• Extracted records
════════════════════
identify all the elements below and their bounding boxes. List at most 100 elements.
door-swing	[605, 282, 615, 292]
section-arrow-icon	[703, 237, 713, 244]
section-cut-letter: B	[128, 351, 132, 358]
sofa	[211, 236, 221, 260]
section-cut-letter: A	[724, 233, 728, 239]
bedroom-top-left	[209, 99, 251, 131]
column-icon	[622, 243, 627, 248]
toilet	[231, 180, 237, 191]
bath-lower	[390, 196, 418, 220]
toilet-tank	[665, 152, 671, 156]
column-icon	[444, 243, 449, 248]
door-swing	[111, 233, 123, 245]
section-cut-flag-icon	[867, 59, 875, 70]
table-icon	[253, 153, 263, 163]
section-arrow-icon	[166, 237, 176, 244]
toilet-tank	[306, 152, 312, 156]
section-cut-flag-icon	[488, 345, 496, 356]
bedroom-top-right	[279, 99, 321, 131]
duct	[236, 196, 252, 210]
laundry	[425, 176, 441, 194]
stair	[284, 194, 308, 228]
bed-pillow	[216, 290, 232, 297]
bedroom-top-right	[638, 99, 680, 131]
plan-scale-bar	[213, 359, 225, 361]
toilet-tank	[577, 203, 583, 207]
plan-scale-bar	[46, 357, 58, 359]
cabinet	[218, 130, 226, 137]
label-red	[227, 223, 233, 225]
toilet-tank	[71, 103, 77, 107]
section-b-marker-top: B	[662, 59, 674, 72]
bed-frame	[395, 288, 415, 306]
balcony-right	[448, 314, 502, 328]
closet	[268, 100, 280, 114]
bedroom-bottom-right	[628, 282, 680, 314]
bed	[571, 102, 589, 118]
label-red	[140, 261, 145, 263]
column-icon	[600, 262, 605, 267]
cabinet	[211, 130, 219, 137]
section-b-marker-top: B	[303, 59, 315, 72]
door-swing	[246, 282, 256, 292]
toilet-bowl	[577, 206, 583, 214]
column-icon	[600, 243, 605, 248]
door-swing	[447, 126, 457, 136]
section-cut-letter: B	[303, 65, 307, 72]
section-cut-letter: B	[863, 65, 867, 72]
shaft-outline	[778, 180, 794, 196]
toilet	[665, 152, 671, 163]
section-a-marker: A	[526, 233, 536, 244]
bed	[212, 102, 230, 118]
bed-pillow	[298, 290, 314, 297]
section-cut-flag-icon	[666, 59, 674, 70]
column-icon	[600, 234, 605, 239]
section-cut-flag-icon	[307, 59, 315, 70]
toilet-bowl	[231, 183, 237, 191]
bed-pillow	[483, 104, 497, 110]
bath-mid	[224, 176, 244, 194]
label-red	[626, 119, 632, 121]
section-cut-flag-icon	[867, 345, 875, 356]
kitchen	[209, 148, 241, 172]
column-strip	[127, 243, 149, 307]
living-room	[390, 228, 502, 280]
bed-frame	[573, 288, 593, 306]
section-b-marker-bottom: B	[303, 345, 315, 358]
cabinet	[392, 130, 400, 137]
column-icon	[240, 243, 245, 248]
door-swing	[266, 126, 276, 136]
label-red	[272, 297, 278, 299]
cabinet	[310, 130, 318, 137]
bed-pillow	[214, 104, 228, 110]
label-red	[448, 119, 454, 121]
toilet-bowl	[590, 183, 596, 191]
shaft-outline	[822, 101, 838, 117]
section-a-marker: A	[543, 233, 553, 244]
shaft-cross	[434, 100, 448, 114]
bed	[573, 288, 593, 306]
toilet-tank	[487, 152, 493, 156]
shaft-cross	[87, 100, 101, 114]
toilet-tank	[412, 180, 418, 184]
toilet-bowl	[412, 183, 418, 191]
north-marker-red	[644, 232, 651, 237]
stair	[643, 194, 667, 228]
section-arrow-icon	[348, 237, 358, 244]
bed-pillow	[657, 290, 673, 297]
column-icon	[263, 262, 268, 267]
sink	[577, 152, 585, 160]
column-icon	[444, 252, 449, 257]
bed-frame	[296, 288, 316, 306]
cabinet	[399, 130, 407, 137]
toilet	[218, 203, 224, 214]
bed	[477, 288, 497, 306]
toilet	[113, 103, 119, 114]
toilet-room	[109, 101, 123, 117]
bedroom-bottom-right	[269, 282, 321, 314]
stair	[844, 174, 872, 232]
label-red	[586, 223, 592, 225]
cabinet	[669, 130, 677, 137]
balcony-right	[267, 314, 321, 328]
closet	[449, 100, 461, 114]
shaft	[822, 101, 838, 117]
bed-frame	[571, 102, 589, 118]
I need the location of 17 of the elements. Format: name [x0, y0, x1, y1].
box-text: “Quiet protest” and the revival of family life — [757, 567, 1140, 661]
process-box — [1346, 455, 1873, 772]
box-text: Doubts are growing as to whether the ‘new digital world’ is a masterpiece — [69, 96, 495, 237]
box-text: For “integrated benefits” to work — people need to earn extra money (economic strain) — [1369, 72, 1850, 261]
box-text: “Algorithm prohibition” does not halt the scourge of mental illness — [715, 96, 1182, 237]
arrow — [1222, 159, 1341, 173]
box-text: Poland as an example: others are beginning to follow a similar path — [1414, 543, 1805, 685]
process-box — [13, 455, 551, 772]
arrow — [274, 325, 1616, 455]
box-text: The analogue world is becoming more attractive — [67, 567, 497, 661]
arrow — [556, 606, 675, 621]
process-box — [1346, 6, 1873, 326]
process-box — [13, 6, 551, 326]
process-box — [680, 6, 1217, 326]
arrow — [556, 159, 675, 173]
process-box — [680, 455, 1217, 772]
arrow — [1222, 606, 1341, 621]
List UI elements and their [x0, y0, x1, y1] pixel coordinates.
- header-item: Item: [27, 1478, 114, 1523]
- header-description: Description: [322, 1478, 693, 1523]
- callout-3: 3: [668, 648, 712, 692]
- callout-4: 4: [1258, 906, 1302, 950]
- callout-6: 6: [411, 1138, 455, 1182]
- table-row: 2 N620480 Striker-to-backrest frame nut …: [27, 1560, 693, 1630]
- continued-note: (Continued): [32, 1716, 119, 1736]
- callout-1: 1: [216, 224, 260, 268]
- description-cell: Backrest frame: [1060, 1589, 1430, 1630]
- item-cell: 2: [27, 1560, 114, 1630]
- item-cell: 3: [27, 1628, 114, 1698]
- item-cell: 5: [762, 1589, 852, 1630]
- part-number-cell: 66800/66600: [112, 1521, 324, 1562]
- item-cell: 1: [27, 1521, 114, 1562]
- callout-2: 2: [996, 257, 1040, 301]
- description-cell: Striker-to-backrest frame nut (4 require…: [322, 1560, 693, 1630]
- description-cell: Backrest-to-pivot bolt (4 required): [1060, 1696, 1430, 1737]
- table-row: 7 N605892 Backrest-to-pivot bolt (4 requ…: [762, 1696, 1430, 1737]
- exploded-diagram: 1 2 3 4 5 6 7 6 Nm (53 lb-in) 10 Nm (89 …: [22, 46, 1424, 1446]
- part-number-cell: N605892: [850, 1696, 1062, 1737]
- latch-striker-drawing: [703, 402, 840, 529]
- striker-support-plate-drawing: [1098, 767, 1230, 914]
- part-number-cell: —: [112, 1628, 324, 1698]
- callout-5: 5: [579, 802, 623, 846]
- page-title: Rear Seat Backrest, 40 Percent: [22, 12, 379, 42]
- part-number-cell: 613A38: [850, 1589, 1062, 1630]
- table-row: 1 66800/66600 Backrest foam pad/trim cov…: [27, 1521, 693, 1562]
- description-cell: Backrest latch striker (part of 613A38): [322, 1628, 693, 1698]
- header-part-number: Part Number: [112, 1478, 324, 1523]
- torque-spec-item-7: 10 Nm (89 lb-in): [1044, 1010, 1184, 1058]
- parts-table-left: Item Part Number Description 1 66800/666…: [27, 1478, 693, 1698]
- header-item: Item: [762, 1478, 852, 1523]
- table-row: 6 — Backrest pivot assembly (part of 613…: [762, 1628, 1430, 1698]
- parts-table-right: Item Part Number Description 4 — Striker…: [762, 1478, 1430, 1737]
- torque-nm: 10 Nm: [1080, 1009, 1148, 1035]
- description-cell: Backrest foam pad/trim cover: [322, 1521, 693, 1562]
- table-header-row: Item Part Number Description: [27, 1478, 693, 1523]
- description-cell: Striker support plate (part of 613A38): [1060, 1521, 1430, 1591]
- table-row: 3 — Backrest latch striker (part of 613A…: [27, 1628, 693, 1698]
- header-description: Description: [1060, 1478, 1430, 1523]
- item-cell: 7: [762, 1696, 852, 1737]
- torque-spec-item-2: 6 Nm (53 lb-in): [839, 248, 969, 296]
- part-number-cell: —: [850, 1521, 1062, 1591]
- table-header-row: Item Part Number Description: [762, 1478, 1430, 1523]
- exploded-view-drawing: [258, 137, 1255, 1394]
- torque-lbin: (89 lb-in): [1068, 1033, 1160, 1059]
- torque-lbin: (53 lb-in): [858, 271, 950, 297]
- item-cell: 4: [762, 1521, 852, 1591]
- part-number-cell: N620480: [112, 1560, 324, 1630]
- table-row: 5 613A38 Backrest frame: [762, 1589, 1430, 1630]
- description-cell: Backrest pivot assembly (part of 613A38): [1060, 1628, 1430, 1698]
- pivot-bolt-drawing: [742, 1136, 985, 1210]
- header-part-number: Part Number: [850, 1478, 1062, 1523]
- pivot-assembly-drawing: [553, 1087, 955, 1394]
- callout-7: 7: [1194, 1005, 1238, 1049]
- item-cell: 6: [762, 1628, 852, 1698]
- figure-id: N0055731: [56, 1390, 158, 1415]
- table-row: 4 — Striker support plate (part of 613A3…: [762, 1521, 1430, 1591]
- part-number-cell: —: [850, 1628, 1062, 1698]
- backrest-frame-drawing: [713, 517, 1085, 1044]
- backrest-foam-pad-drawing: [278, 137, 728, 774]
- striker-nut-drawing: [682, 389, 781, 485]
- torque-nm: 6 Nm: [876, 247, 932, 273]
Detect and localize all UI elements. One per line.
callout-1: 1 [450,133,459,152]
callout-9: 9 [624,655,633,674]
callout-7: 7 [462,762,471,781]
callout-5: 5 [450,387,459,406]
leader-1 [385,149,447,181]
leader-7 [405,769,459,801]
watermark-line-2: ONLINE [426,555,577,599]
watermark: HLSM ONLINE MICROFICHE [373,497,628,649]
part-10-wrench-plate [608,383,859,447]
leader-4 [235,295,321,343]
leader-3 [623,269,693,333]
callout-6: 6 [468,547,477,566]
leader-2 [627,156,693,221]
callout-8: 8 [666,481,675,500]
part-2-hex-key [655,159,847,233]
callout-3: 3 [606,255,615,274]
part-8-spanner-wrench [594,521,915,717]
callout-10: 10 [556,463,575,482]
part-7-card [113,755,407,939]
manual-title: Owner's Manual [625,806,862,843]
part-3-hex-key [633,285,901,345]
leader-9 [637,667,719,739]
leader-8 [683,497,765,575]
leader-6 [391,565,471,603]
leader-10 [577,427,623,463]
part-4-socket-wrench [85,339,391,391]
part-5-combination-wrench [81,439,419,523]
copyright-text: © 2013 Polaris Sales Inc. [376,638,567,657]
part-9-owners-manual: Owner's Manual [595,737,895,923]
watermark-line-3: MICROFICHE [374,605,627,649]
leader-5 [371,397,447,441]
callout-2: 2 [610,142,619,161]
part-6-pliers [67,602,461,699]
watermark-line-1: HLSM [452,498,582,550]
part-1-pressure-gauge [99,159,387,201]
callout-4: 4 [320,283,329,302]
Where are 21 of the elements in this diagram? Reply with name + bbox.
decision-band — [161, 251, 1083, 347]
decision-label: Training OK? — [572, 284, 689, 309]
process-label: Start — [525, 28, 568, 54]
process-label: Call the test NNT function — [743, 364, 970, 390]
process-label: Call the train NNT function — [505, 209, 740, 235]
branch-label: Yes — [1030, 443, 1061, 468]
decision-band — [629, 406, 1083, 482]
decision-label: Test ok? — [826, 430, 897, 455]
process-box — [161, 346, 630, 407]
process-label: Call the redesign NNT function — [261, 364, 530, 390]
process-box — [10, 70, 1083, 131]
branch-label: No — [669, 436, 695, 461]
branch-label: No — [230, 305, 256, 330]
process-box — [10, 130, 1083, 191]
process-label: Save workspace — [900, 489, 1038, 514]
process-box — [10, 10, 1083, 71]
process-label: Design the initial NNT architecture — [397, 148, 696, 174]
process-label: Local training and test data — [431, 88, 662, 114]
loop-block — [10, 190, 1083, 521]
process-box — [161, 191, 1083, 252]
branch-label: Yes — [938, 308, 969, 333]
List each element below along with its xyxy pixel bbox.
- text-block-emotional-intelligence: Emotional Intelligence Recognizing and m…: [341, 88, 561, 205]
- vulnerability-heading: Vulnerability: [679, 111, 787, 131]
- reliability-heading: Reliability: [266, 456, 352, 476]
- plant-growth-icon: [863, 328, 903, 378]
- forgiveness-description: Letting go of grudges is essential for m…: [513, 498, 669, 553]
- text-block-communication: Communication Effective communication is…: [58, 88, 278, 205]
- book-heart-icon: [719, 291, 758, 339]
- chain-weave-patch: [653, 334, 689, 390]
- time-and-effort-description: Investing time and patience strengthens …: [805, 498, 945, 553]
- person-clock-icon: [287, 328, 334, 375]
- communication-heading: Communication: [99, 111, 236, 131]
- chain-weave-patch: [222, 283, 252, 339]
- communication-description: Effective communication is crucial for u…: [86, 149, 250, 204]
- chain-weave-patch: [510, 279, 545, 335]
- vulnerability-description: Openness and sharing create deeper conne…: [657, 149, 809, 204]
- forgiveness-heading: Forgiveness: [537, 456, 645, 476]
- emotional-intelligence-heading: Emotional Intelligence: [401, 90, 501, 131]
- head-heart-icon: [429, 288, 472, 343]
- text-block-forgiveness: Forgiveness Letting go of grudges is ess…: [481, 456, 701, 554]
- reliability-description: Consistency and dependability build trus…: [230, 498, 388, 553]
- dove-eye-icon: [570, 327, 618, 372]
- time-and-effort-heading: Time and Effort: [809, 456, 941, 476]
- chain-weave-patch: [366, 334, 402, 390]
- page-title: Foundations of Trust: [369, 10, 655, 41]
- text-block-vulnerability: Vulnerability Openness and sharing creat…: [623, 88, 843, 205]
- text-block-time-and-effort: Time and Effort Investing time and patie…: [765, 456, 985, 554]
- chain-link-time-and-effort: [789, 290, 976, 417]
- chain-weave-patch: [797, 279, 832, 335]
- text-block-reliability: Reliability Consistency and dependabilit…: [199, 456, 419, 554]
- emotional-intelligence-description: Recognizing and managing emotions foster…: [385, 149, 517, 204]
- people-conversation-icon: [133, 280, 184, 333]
════════════════════
• Prompt
Copy the data character for character, from the first line down to and including the line that contains "194, 308, 228]".

• Result of the task
identify all the elements below and their bounding boxes. List at most 100 elements.
door-swing	[605, 282, 615, 292]
section-arrow-icon	[703, 237, 713, 244]
section-cut-letter: B	[128, 351, 132, 358]
sofa	[211, 236, 221, 260]
section-cut-letter: A	[724, 233, 728, 239]
bedroom-top-left	[209, 99, 251, 131]
column-icon	[622, 243, 627, 248]
toilet	[231, 180, 237, 191]
bath-lower	[390, 196, 418, 220]
toilet-tank	[665, 152, 671, 156]
column-icon	[444, 243, 449, 248]
door-swing	[111, 233, 123, 245]
section-cut-flag-icon	[867, 59, 875, 70]
table-icon	[253, 153, 263, 163]
section-arrow-icon	[166, 237, 176, 244]
toilet-tank	[306, 152, 312, 156]
section-cut-flag-icon	[488, 345, 496, 356]
bedroom-top-right	[279, 99, 321, 131]
duct	[236, 196, 252, 210]
laundry	[425, 176, 441, 194]
stair	[284, 194, 308, 228]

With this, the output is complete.